Problem requirements ▸
Search the data for the string "text" and extract every line where it appears.

Data entries ▸

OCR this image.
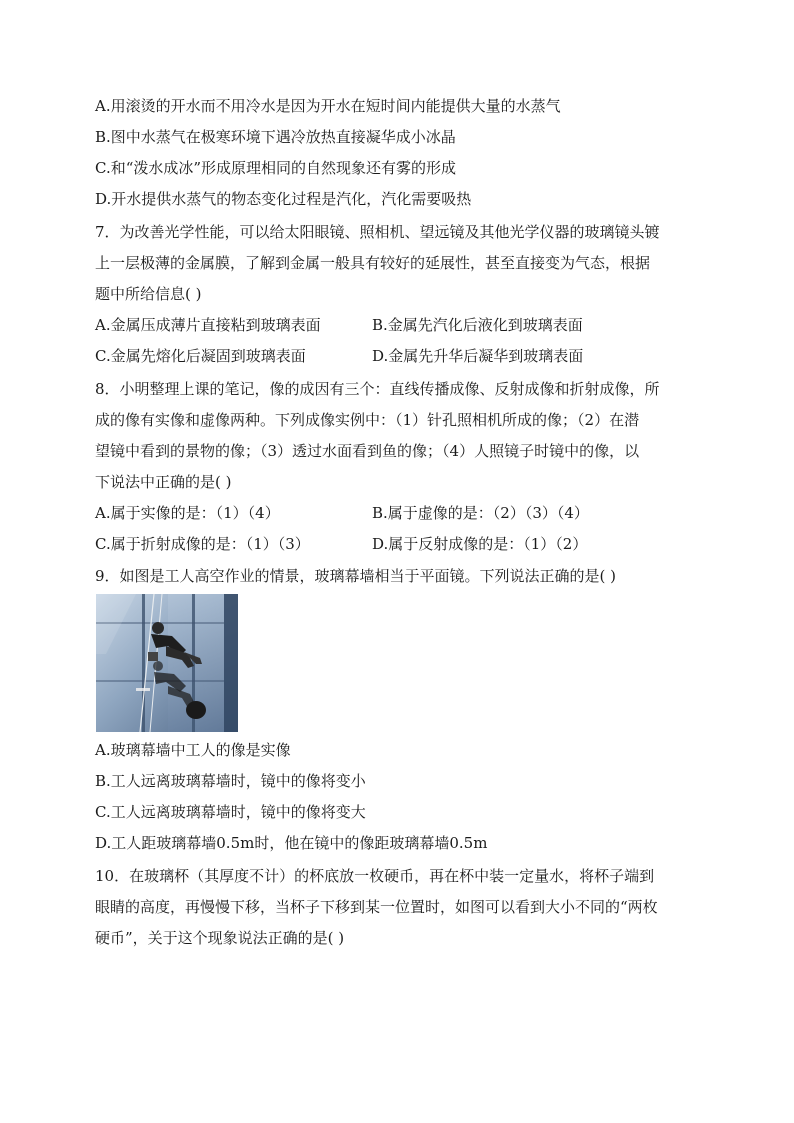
A.用滚烫的开水而不用冷水是因为开水在短时间内能提供大量的水蒸气
B.图中水蒸气在极寒环境下遇冷放热直接凝华成小冰晶
C.和“泼水成冰”形成原理相同的自然现象还有雾的形成
D.开水提供水蒸气的物态变化过程是汽化，汽化需要吸热
7．为改善光学性能，可以给太阳眼镜、照相机、望远镜及其他光学仪器的玻璃镜头镀
上一层极薄的金属膜，了解到金属一般具有较好的延展性，甚至直接变为气态，根据
题中所给信息( )
A.金属压成薄片直接粘到玻璃表面	B.金属先汽化后液化到玻璃表面
C.金属先熔化后凝固到玻璃表面	D.金属先升华后凝华到玻璃表面
8．小明整理上课的笔记，像的成因有三个：直线传播成像、反射成像和折射成像，所
成的像有实像和虚像两种。下列成像实例中：（1）针孔照相机所成的像；（2）在潜
望镜中看到的景物的像；（3）透过水面看到鱼的像；（4）人照镜子时镜中的像，以
下说法中正确的是( )
A.属于实像的是：（1）（4）	B.属于虚像的是：（2）（3）（4）
C.属于折射成像的是：（1）（3）	D.属于反射成像的是：（1）（2）
9．如图是工人高空作业的情景，玻璃幕墙相当于平面镜。下列说法正确的是( )
A.玻璃幕墙中工人的像是实像
B.工人远离玻璃幕墙时，镜中的像将变小
C.工人远离玻璃幕墙时，镜中的像将变大
D.工人距玻璃幕墙0.5m时，他在镜中的像距玻璃幕墙0.5m
10．在玻璃杯（其厚度不计）的杯底放一枚硬币，再在杯中装一定量水，将杯子端到
眼睛的高度，再慢慢下移，当杯子下移到某一位置时，如图可以看到大小不同的“两枚
硬币”，关于这个现象说法正确的是( )
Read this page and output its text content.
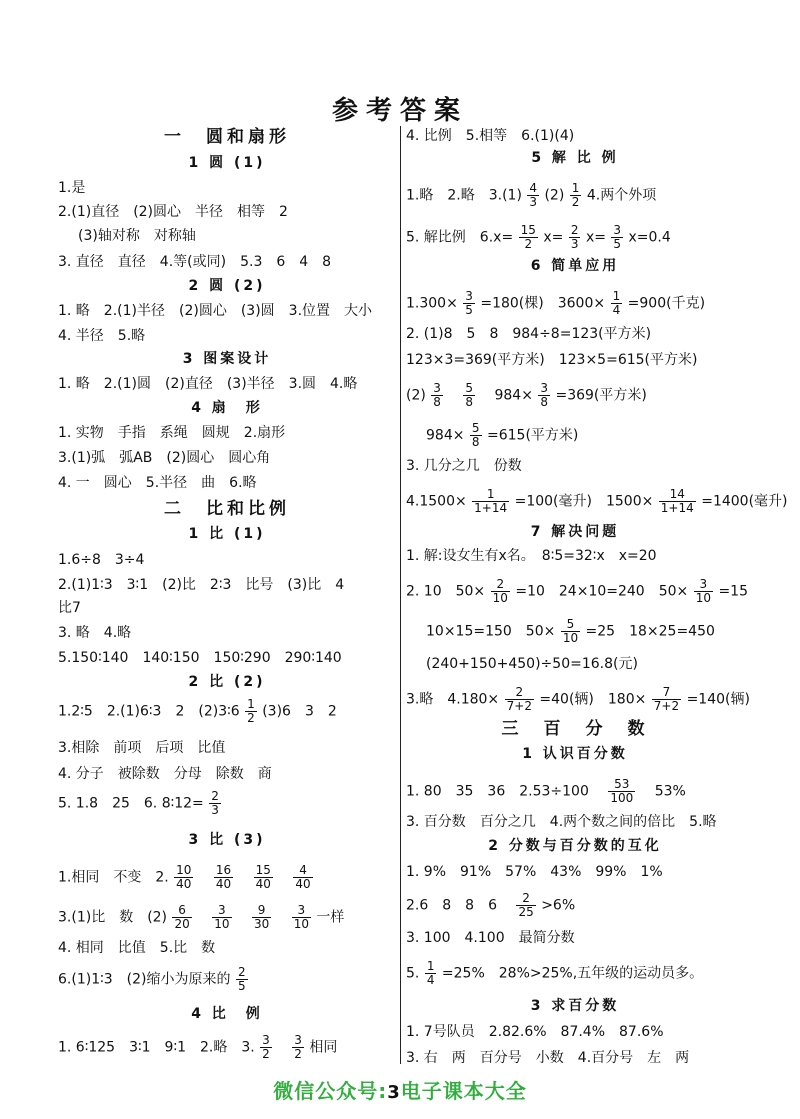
参考答案
一　圆和扇形
1 圆 (1)
1.是
2.(1)直径　(2)圆心　半径　相等　2
(3)轴对称　对称轴
3. 直径　直径　4.等(或同)　5.3　6　4　8
2 圆 (2)
1. 略　2.(1)半径　(2)圆心　(3)圆　3.位置　大小
4. 半径　5.略
3 图案设计
1. 略　2.(1)圆　(2)直径　(3)半径　3.圆　4.略
4 扇　形
1. 实物　手指　系绳　圆规　2.扇形
3.(1)弧　弧AB　(2)圆心　圆心角
4. 一　圆心　5.半径　曲　6.略
二　比和比例
1 比 (1)
1.6÷8　3÷4
2.(1)1∶3　3∶1　(2)比　2∶3　比号　(3)比　4
比7
3. 略　4.略
5.150∶140　140∶150　150∶290　290∶140
2 比 (2)
1.2∶5　2.(1)6∶3　2　(2)3∶6 $\frac{1}{2} (3)6$　3　2
3.相除　前项　后项　比值
4. 分子　被除数　分母　除数　商
5. 1.8　25　6. 8∶12= $\frac{2}{3}$
3 比 (3)
1.相同　不变　2. $\frac{10}{40}$
　 $\frac{16}{40}$
　 $\frac{15}{40}$
　 $\frac{4}{40}$
3.(1)比　数　$(2) \frac{6}{20}$
　 $\frac{3}{10}$
　 $\frac{9}{30}$
　 $\frac{3}{10}$ 一样
4. 相同　比值　5.比　数
6.(1)1∶3　(2)缩小为原来的 $\frac{2}{5}$
4 比　例
1. 6∶125　3∶1　9∶1　2.略　3. $\frac{3}{2}$
　 $\frac{3}{2}$ 相同
4. 比例　5.相等　6.(1)(4)
5 解 比 例
1.略　2.略　$3.(1) \frac{4}{3} (2) \frac{1}{2} 4$.两个外项
5. 解比例　$6.x= \frac{15}{2} x= \frac{2}{3} x= \frac{3}{5} x=0.4$
6 简单应用
$1.300\times \frac{3}{5} =180$(棵)　$3600\times \frac{1}{4} =900$(千克)
2. (1)8　5　8　984÷8=123(平方米)
123×3=369(平方米)　123×5=615(平方米)
$(2) \frac{3}{8}$
　 $\frac{5}{8}$
　 $984\times \frac{3}{8} =369$(平方米)
$984\times \frac{5}{8} =615$(平方米)
3. 几分之几　份数
$4.1500\times \frac{1}{1+14} =100$(毫升)　$1500\times \frac{14}{1+14} =1400$(毫升)
7 解决问题
1. 解:设女生有x名。　8∶5=32∶x　x=20
2. 10　$50\times \frac{2}{10} =10$　24×10=240　$50\times \frac{3}{10} =15$
10×15=150　$50\times \frac{5}{10} =25$　18×25=450
(240+150+450)÷50=16.8(元)
3.略　$4.180\times \frac{2}{7+2} =40$(辆)　$180\times \frac{7}{7+2} =140$(辆)
三　百　分　数
1 认识百分数
1. 80　35　36　2.53÷100　 $\frac{53}{100}$
　 53%
3. 百分数　百分之几　4.两个数之间的倍比　5.略
2 分数与百分数的互化
1. 9%　91%　57%　43%　99%　1%
2.6　8　8　6　 $\frac{2}{25} >6\%$
3. 100　4.100　最简分数
5. $\frac{1}{4} =25\%$　28%>25%,五年级的运动员多。
3 求百分数
1. 7号队员　2.82.6%　87.4%　87.6%
3. 右　两　百分号　小数　4.百分号　左　两
微信公众号:3电子课本大全
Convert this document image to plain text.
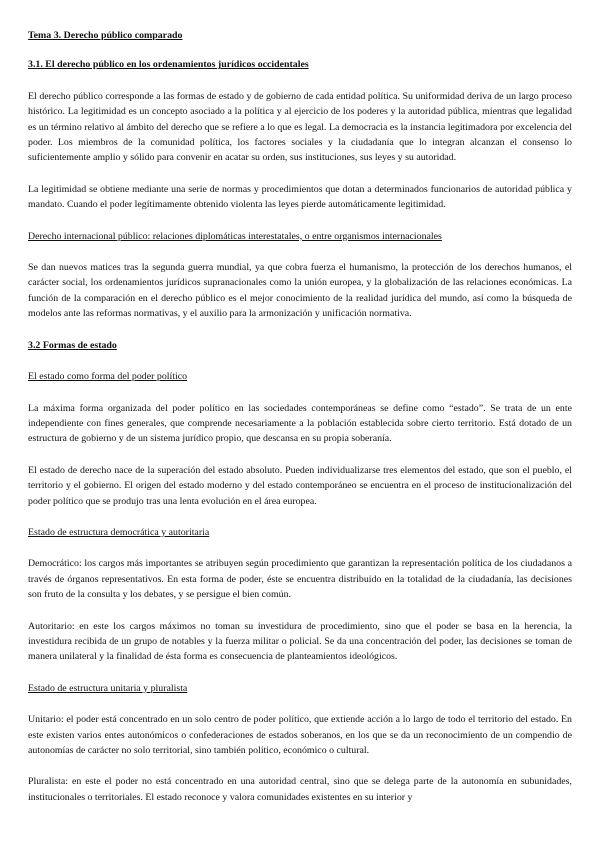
Tema 3. Derecho público comparado

3.1. El derecho público en los ordenamientos jurídicos occidentales

El derecho público corresponde a las formas de estado y de gobierno de cada entidad política. Su uniformidad deriva de un largo proceso histórico. La legitimidad es un concepto asociado a la política y al ejercicio de los poderes y la autoridad pública, mientras que legalidad es un término relativo al ámbito del derecho que se refiere a lo que es legal. La democracia es la instancia legitimadora por excelencia del poder. Los miembros de la comunidad política, los factores sociales y la ciudadanía que lo integran alcanzan el consenso lo suficientemente amplio y sólido para convenir en acatar su orden, sus instituciones, sus leyes y su autoridad.

La legitimidad se obtiene mediante una serie de normas y procedimientos que dotan a determinados funcionarios de autoridad pública y mandato. Cuando el poder legítimamente obtenido violenta las leyes pierde automáticamente legitimidad.

Derecho internacional público: relaciones diplomáticas interestatales, o entre organismos internacionales

Se dan nuevos matices tras la segunda guerra mundial, ya que cobra fuerza el humanismo, la protección de los derechos humanos, el carácter social, los ordenamientos jurídicos supranacionales como la unión europea, y la globalización de las relaciones económicas. La función de la comparación en el derecho público es el mejor conocimiento de la realidad jurídica del mundo, así como la búsqueda de modelos ante las reformas normativas, y el auxilio para la armonización y unificación normativa.

3.2 Formas de estado

El estado como forma del poder político

La máxima forma organizada del poder político en las sociedades contemporáneas se define como “estado”. Se trata de un ente independiente con fines generales, que comprende necesariamente a la población establecida sobre cierto territorio. Está dotado de un estructura de gobierno y de un sistema jurídico propio, que descansa en su propia soberanía.

El estado de derecho nace de la superación del estado absoluto. Pueden individualizarse tres elementos del estado, que son el pueblo, el territorio y el gobierno. El origen del estado moderno y del estado contemporáneo se encuentra en el proceso de institucionalización del poder político que se produjo tras una lenta evolución en el área europea.

Estado de estructura democrática y autoritaria

Democrático: los cargos más importantes se atribuyen según procedimiento que garantizan la representación política de los ciudadanos a través de órganos representativos. En esta forma de poder, éste se encuentra distribuido en la totalidad de la ciudadanía, las decisiones son fruto de la consulta y los debates, y se persigue el bien común.

Autoritario: en este los cargos máximos no toman su investidura de procedimiento, sino que el poder se basa en la herencia, la investidura recibida de un grupo de notables y la fuerza militar o policial. Se da una concentración del poder, las decisiones se toman de manera unilateral y la finalidad de ésta forma es consecuencia de planteamientos ideológicos.

Estado de estructura unitaria y pluralista

Unitario: el poder está concentrado en un solo centro de poder político, que extiende acción a lo largo de todo el territorio del estado. En este existen varios entes autonómicos o confederaciones de estados soberanos, en los que se da un reconocimiento de un compendio de autonomías de carácter no solo territorial, sino también político, económico o cultural.

Pluralista: en este el poder no está concentrado en una autoridad central, sino que se delega parte de la autonomía en subunidades, institucionales o territoriales. El estado reconoce y valora comunidades existentes en su interior y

Exercise output ▸
Read this page and output its text content.
Convert this document image to plain text.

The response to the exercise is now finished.